>> START DATASET EXTRACT
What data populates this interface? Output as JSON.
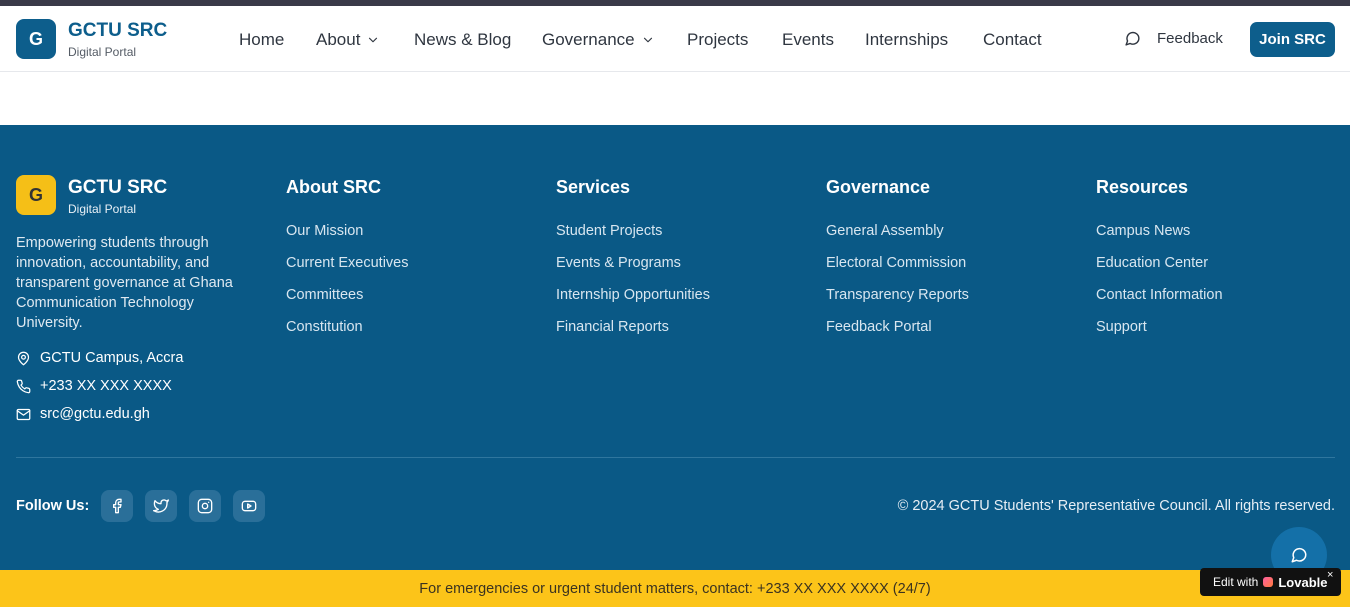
{
  "header": {
    "logo_letter": "G",
    "brand_title": "GCTU SRC",
    "brand_subtitle": "Digital Portal",
    "nav": [
      {
        "label": "Home",
        "has_dropdown": false
      },
      {
        "label": "About",
        "has_dropdown": true
      },
      {
        "label": "News & Blog",
        "has_dropdown": false
      },
      {
        "label": "Governance",
        "has_dropdown": true
      },
      {
        "label": "Projects",
        "has_dropdown": false
      },
      {
        "label": "Events",
        "has_dropdown": false
      },
      {
        "label": "Internships",
        "has_dropdown": false
      },
      {
        "label": "Contact",
        "has_dropdown": false
      }
    ],
    "feedback_label": "Feedback",
    "join_label": "Join SRC"
  },
  "footer": {
    "logo_letter": "G",
    "brand_title": "GCTU SRC",
    "brand_subtitle": "Digital Portal",
    "description": "Empowering students through innovation, accountability, and transparent governance at Ghana Communication Technology University.",
    "contact": {
      "location": "GCTU Campus, Accra",
      "phone": "+233 XX XXX XXXX",
      "email": "src@gctu.edu.gh"
    },
    "columns": [
      {
        "title": "About SRC",
        "links": [
          "Our Mission",
          "Current Executives",
          "Committees",
          "Constitution"
        ]
      },
      {
        "title": "Services",
        "links": [
          "Student Projects",
          "Events & Programs",
          "Internship Opportunities",
          "Financial Reports"
        ]
      },
      {
        "title": "Governance",
        "links": [
          "General Assembly",
          "Electoral Commission",
          "Transparency Reports",
          "Feedback Portal"
        ]
      },
      {
        "title": "Resources",
        "links": [
          "Campus News",
          "Education Center",
          "Contact Information",
          "Support"
        ]
      }
    ],
    "follow_label": "Follow Us:",
    "social_icons": [
      "facebook-icon",
      "twitter-icon",
      "instagram-icon",
      "youtube-icon"
    ],
    "copyright": "© 2024 GCTU Students' Representative Council. All rights reserved."
  },
  "emergency": {
    "text": "For emergencies or urgent student matters, contact: +233 XX XXX XXXX (24/7)"
  },
  "badge": {
    "prefix": "Edit with",
    "brand": "Lovable",
    "close": "×"
  },
  "colors": {
    "primary": "#0d5e8c",
    "footer_bg": "#0a5986",
    "accent_yellow": "#fcc419",
    "logo_yellow": "#f5bf17"
  }
}
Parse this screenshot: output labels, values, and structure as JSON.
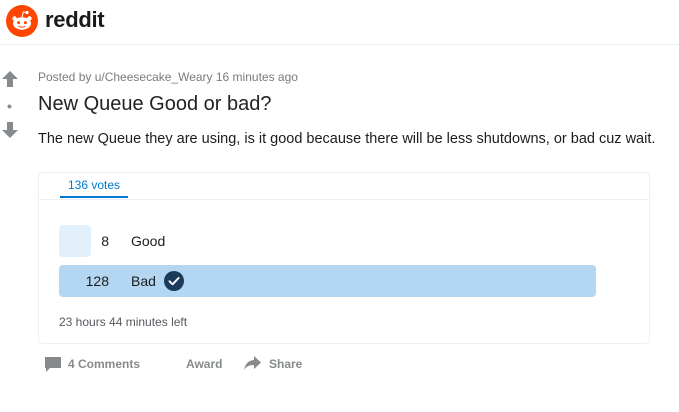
{
  "header": {
    "brand": "reddit",
    "logo_icon": "reddit-snoo-icon",
    "brand_color": "#ff4500"
  },
  "post": {
    "meta": "Posted by u/Cheesecake_Weary 16 minutes ago",
    "title": "New Queue Good or bad?",
    "body": "The new Queue they are using, is it good because there will be less shutdowns, or bad cuz wait.",
    "vote_score": "•"
  },
  "poll": {
    "votes_tab": "136 votes",
    "options": [
      {
        "count": "8",
        "label": "Good",
        "fraction": 0.0588,
        "color": "#e2f0fb"
      },
      {
        "count": "128",
        "label": "Bad",
        "fraction": 1.0,
        "color": "#b3d7f2",
        "selected": true
      }
    ],
    "time_left": "23 hours 44 minutes left",
    "accent_color": "#0079d3"
  },
  "actions": {
    "comments": "4 Comments",
    "award": "Award",
    "share": "Share"
  }
}
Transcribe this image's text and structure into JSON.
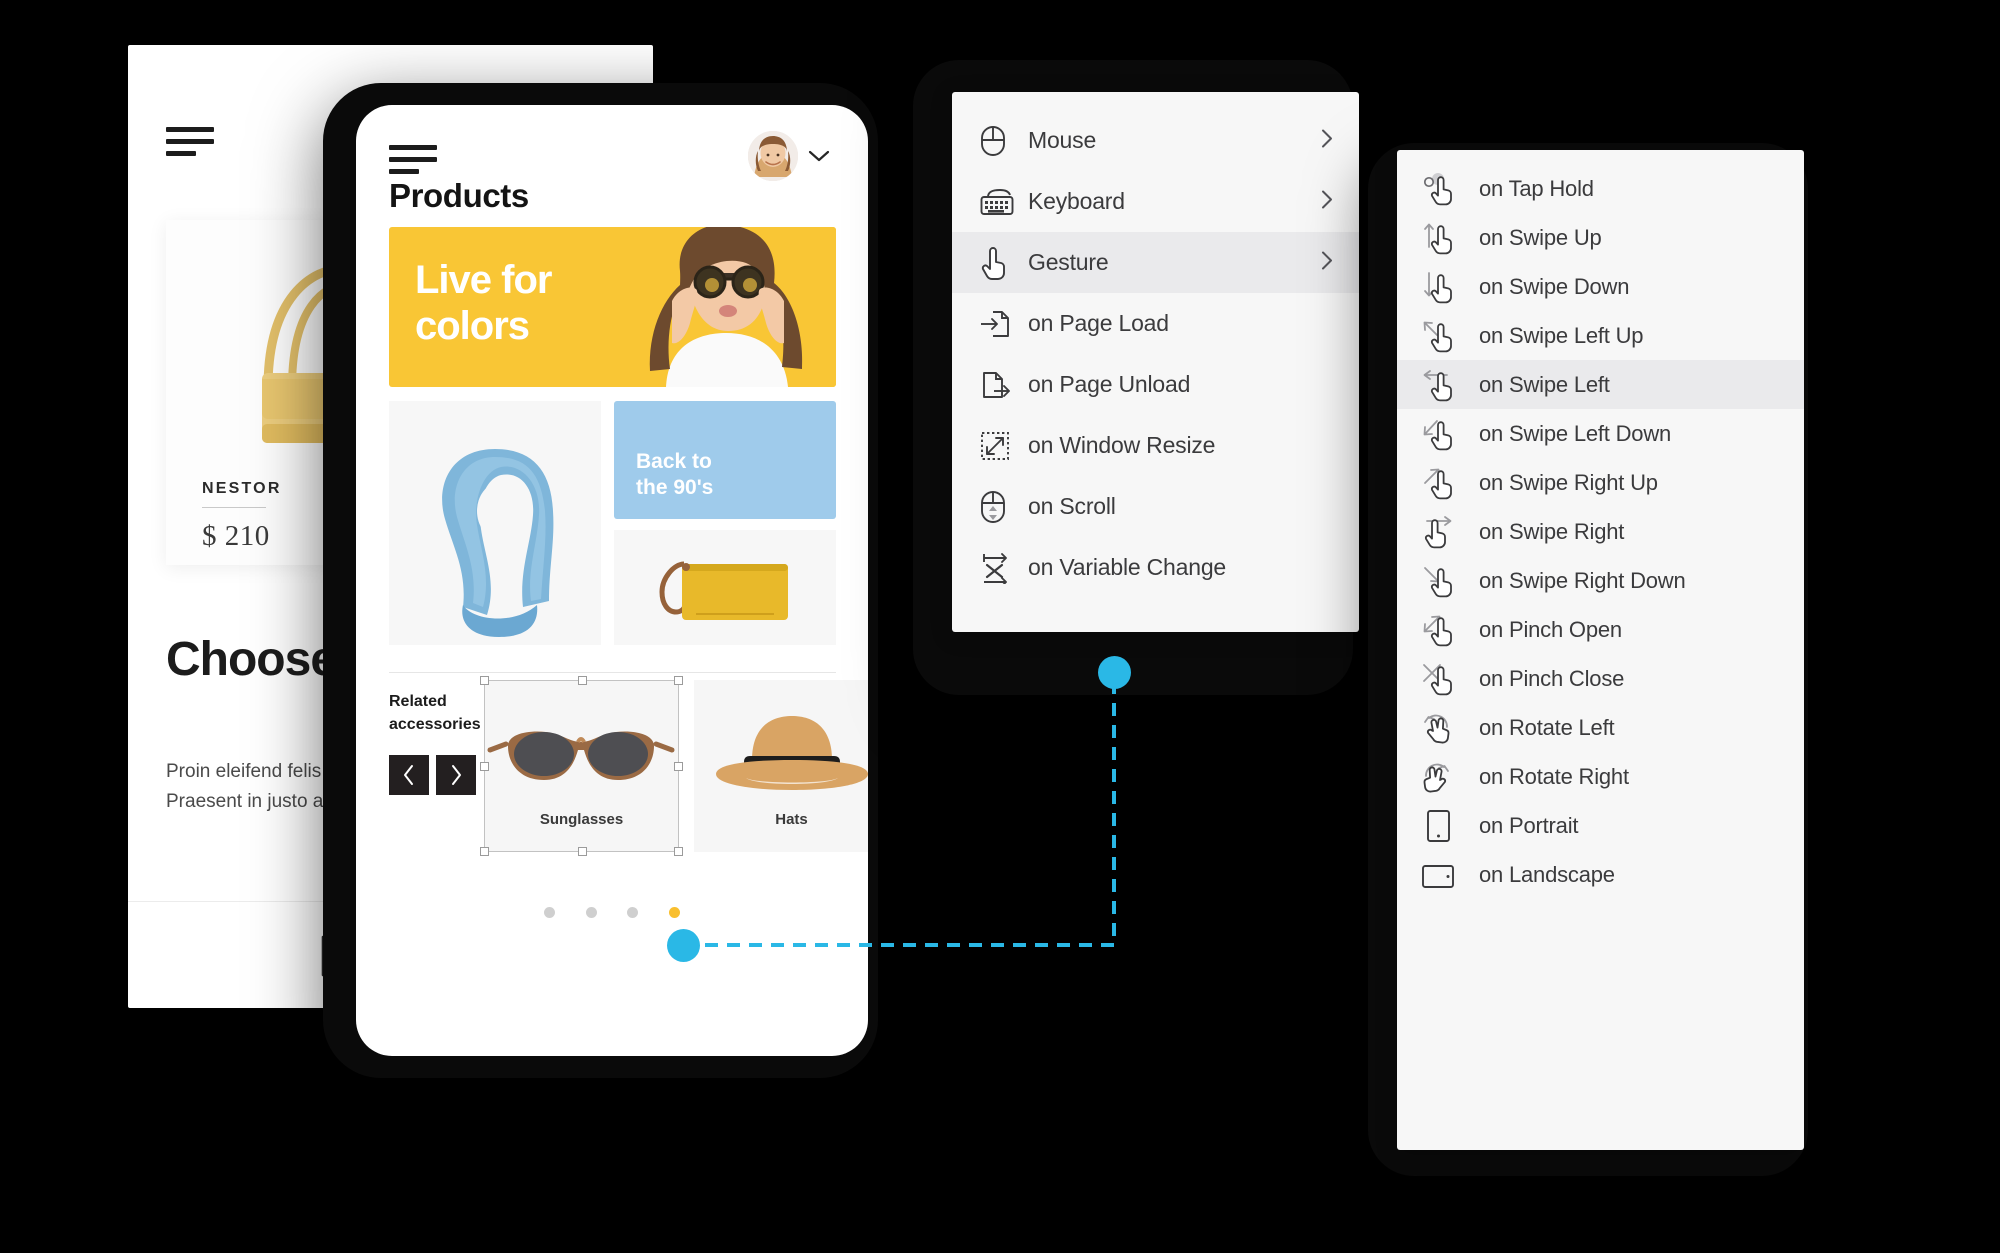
{
  "back_phone": {
    "icons": {
      "menu": "hamburger-icon",
      "search": "search-icon",
      "bag": "shopping-bag-icon",
      "bookmark": "bookmark-icon",
      "nav_menu": "hamburger-icon"
    },
    "product": {
      "brand": "NESTOR",
      "price": "$ 210"
    },
    "heading": "Choose steps",
    "body": "Proin eleifend felis\nPraesent in justo a"
  },
  "front_phone": {
    "title": "Products",
    "avatar_alt": "user-avatar",
    "hero": {
      "line1": "Live for",
      "line2": "colors",
      "bg": "#f9c635"
    },
    "blue_card": {
      "line1": "Back to",
      "line2": "the 90's",
      "bg": "#9fcbeb"
    },
    "related": {
      "label": "Related accessories",
      "prev": "‹",
      "next": "›"
    },
    "cards": [
      {
        "caption": "Sunglasses",
        "selected": true
      },
      {
        "caption": "Hats",
        "selected": false
      }
    ],
    "pagination": {
      "count": 4,
      "active_index": 3,
      "active_color": "#f9bf2e",
      "inactive_color": "#cfcfcf"
    }
  },
  "events_menu": {
    "items": [
      {
        "label": "Mouse",
        "icon": "mouse-icon",
        "has_submenu": true,
        "highlight": false
      },
      {
        "label": "Keyboard",
        "icon": "keyboard-icon",
        "has_submenu": true,
        "highlight": false
      },
      {
        "label": "Gesture",
        "icon": "hand-pointer-icon",
        "has_submenu": true,
        "highlight": true
      },
      {
        "label": "on Page Load",
        "icon": "page-load-icon",
        "has_submenu": false,
        "highlight": false
      },
      {
        "label": "on Page Unload",
        "icon": "page-unload-icon",
        "has_submenu": false,
        "highlight": false
      },
      {
        "label": "on Window Resize",
        "icon": "window-resize-icon",
        "has_submenu": false,
        "highlight": false
      },
      {
        "label": "on Scroll",
        "icon": "mouse-scroll-icon",
        "has_submenu": false,
        "highlight": false
      },
      {
        "label": "on Variable Change",
        "icon": "variable-change-icon",
        "has_submenu": false,
        "highlight": false
      }
    ]
  },
  "gesture_menu": {
    "items": [
      {
        "label": "on Tap Hold",
        "icon": "tap-hold-icon",
        "highlight": false
      },
      {
        "label": "on Swipe Up",
        "icon": "swipe-up-icon",
        "highlight": false
      },
      {
        "label": "on Swipe Down",
        "icon": "swipe-down-icon",
        "highlight": false
      },
      {
        "label": "on Swipe Left Up",
        "icon": "swipe-left-up-icon",
        "highlight": false
      },
      {
        "label": "on Swipe Left",
        "icon": "swipe-left-icon",
        "highlight": true
      },
      {
        "label": "on Swipe Left Down",
        "icon": "swipe-left-down-icon",
        "highlight": false
      },
      {
        "label": "on Swipe Right Up",
        "icon": "swipe-right-up-icon",
        "highlight": false
      },
      {
        "label": "on Swipe Right",
        "icon": "swipe-right-icon",
        "highlight": false
      },
      {
        "label": "on Swipe Right Down",
        "icon": "swipe-right-down-icon",
        "highlight": false
      },
      {
        "label": "on Pinch Open",
        "icon": "pinch-open-icon",
        "highlight": false
      },
      {
        "label": "on Pinch Close",
        "icon": "pinch-close-icon",
        "highlight": false
      },
      {
        "label": "on Rotate Left",
        "icon": "rotate-left-icon",
        "highlight": false
      },
      {
        "label": "on Rotate Right",
        "icon": "rotate-right-icon",
        "highlight": false
      },
      {
        "label": "on Portrait",
        "icon": "portrait-icon",
        "highlight": false
      },
      {
        "label": "on Landscape",
        "icon": "landscape-icon",
        "highlight": false
      }
    ]
  },
  "connector": {
    "color": "#2ab8e6",
    "style": "dashed"
  }
}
>> END DATASET EXTRACT
Images do not belong in the copy; reproduce all other parts of the records above verbatim.

What data populates this interface? Output as JSON.
{
  "header": {
    "logo_letter": "G",
    "brand_title": "GCTU SRC",
    "brand_subtitle": "Digital Portal",
    "nav": [
      {
        "label": "Home",
        "has_dropdown": false
      },
      {
        "label": "About",
        "has_dropdown": true
      },
      {
        "label": "News & Blog",
        "has_dropdown": false
      },
      {
        "label": "Governance",
        "has_dropdown": true
      },
      {
        "label": "Projects",
        "has_dropdown": false
      },
      {
        "label": "Events",
        "has_dropdown": false
      },
      {
        "label": "Internships",
        "has_dropdown": false
      },
      {
        "label": "Contact",
        "has_dropdown": false
      }
    ],
    "feedback_label": "Feedback",
    "join_label": "Join SRC"
  },
  "footer": {
    "logo_letter": "G",
    "brand_title": "GCTU SRC",
    "brand_subtitle": "Digital Portal",
    "description": "Empowering students through innovation, accountability, and transparent governance at Ghana Communication Technology University.",
    "contact": {
      "location": "GCTU Campus, Accra",
      "phone": "+233 XX XXX XXXX",
      "email": "src@gctu.edu.gh"
    },
    "columns": [
      {
        "title": "About SRC",
        "links": [
          "Our Mission",
          "Current Executives",
          "Committees",
          "Constitution"
        ]
      },
      {
        "title": "Services",
        "links": [
          "Student Projects",
          "Events & Programs",
          "Internship Opportunities",
          "Financial Reports"
        ]
      },
      {
        "title": "Governance",
        "links": [
          "General Assembly",
          "Electoral Commission",
          "Transparency Reports",
          "Feedback Portal"
        ]
      },
      {
        "title": "Resources",
        "links": [
          "Campus News",
          "Education Center",
          "Contact Information",
          "Support"
        ]
      }
    ],
    "follow_label": "Follow Us:",
    "social_icons": [
      "facebook-icon",
      "twitter-icon",
      "instagram-icon",
      "youtube-icon"
    ],
    "copyright": "© 2024 GCTU Students' Representative Council. All rights reserved."
  },
  "emergency": {
    "text": "For emergencies or urgent student matters, contact: +233 XX XXX XXXX (24/7)"
  },
  "badge": {
    "prefix": "Edit with",
    "brand": "Lovable",
    "close": "×"
  },
  "colors": {
    "primary": "#0d5e8c",
    "footer_bg": "#0a5986",
    "accent_yellow": "#fcc419",
    "logo_yellow": "#f5bf17"
  }
}
Parse this screenshot: output labels, values, and structure as JSON.
{
  "header": {
    "brand": "reddit",
    "logo_icon": "reddit-snoo-icon",
    "brand_color": "#ff4500"
  },
  "post": {
    "meta": "Posted by u/Cheesecake_Weary 16 minutes ago",
    "title": "New Queue Good or bad?",
    "body": "The new Queue they are using, is it good because there will be less shutdowns, or bad cuz wait.",
    "vote_score": "•"
  },
  "poll": {
    "votes_tab": "136 votes",
    "options": [
      {
        "count": "8",
        "label": "Good",
        "fraction": 0.0588,
        "color": "#e2f0fb"
      },
      {
        "count": "128",
        "label": "Bad",
        "fraction": 1.0,
        "color": "#b3d7f2",
        "selected": true
      }
    ],
    "time_left": "23 hours 44 minutes left",
    "accent_color": "#0079d3"
  },
  "actions": {
    "comments": "4 Comments",
    "award": "Award",
    "share": "Share"
  }
}
Transcribe this image's text and structure into JSON.
{
  "back_phone": {
    "icons": {
      "menu": "hamburger-icon",
      "search": "search-icon",
      "bag": "shopping-bag-icon",
      "bookmark": "bookmark-icon",
      "nav_menu": "hamburger-icon"
    },
    "product": {
      "brand": "NESTOR",
      "price": "$ 210"
    },
    "heading": "Choose steps",
    "body": "Proin eleifend felis\nPraesent in justo a"
  },
  "front_phone": {
    "title": "Products",
    "avatar_alt": "user-avatar",
    "hero": {
      "line1": "Live for",
      "line2": "colors",
      "bg": "#f9c635"
    },
    "blue_card": {
      "line1": "Back to",
      "line2": "the 90's",
      "bg": "#9fcbeb"
    },
    "related": {
      "label": "Related accessories",
      "prev": "‹",
      "next": "›"
    },
    "cards": [
      {
        "caption": "Sunglasses",
        "selected": true
      },
      {
        "caption": "Hats",
        "selected": false
      }
    ],
    "pagination": {
      "count": 4,
      "active_index": 3,
      "active_color": "#f9bf2e",
      "inactive_color": "#cfcfcf"
    }
  },
  "events_menu": {
    "items": [
      {
        "label": "Mouse",
        "icon": "mouse-icon",
        "has_submenu": true,
        "highlight": false
      },
      {
        "label": "Keyboard",
        "icon": "keyboard-icon",
        "has_submenu": true,
        "highlight": false
      },
      {
        "label": "Gesture",
        "icon": "hand-pointer-icon",
        "has_submenu": true,
        "highlight": true
      },
      {
        "label": "on Page Load",
        "icon": "page-load-icon",
        "has_submenu": false,
        "highlight": false
      },
      {
        "label": "on Page Unload",
        "icon": "page-unload-icon",
        "has_submenu": false,
        "highlight": false
      },
      {
        "label": "on Window Resize",
        "icon": "window-resize-icon",
        "has_submenu": false,
        "highlight": false
      },
      {
        "label": "on Scroll",
        "icon": "mouse-scroll-icon",
        "has_submenu": false,
        "highlight": false
      },
      {
        "label": "on Variable Change",
        "icon": "variable-change-icon",
        "has_submenu": false,
        "highlight": false
      }
    ]
  },
  "gesture_menu": {
    "items": [
      {
        "label": "on Tap Hold",
        "icon": "tap-hold-icon",
        "highlight": false
      },
      {
        "label": "on Swipe Up",
        "icon": "swipe-up-icon",
        "highlight": false
      },
      {
        "label": "on Swipe Down",
        "icon": "swipe-down-icon",
        "highlight": false
      },
      {
        "label": "on Swipe Left Up",
        "icon": "swipe-left-up-icon",
        "highlight": false
      },
      {
        "label": "on Swipe Left",
        "icon": "swipe-left-icon",
        "highlight": true
      },
      {
        "label": "on Swipe Left Down",
        "icon": "swipe-left-down-icon",
        "highlight": false
      },
      {
        "label": "on Swipe Right Up",
        "icon": "swipe-right-up-icon",
        "highlight": false
      },
      {
        "label": "on Swipe Right",
        "icon": "swipe-right-icon",
        "highlight": false
      },
      {
        "label": "on Swipe Right Down",
        "icon": "swipe-right-down-icon",
        "highlight": false
      },
      {
        "label": "on Pinch Open",
        "icon": "pinch-open-icon",
        "highlight": false
      },
      {
        "label": "on Pinch Close",
        "icon": "pinch-close-icon",
        "highlight": false
      },
      {
        "label": "on Rotate Left",
        "icon": "rotate-left-icon",
        "highlight": false
      },
      {
        "label": "on Rotate Right",
        "icon": "rotate-right-icon",
        "highlight": false
      },
      {
        "label": "on Portrait",
        "icon": "portrait-icon",
        "highlight": false
      },
      {
        "label": "on Landscape",
        "icon": "landscape-icon",
        "highlight": false
      }
    ]
  },
  "connector": {
    "color": "#2ab8e6",
    "style": "dashed"
  }
}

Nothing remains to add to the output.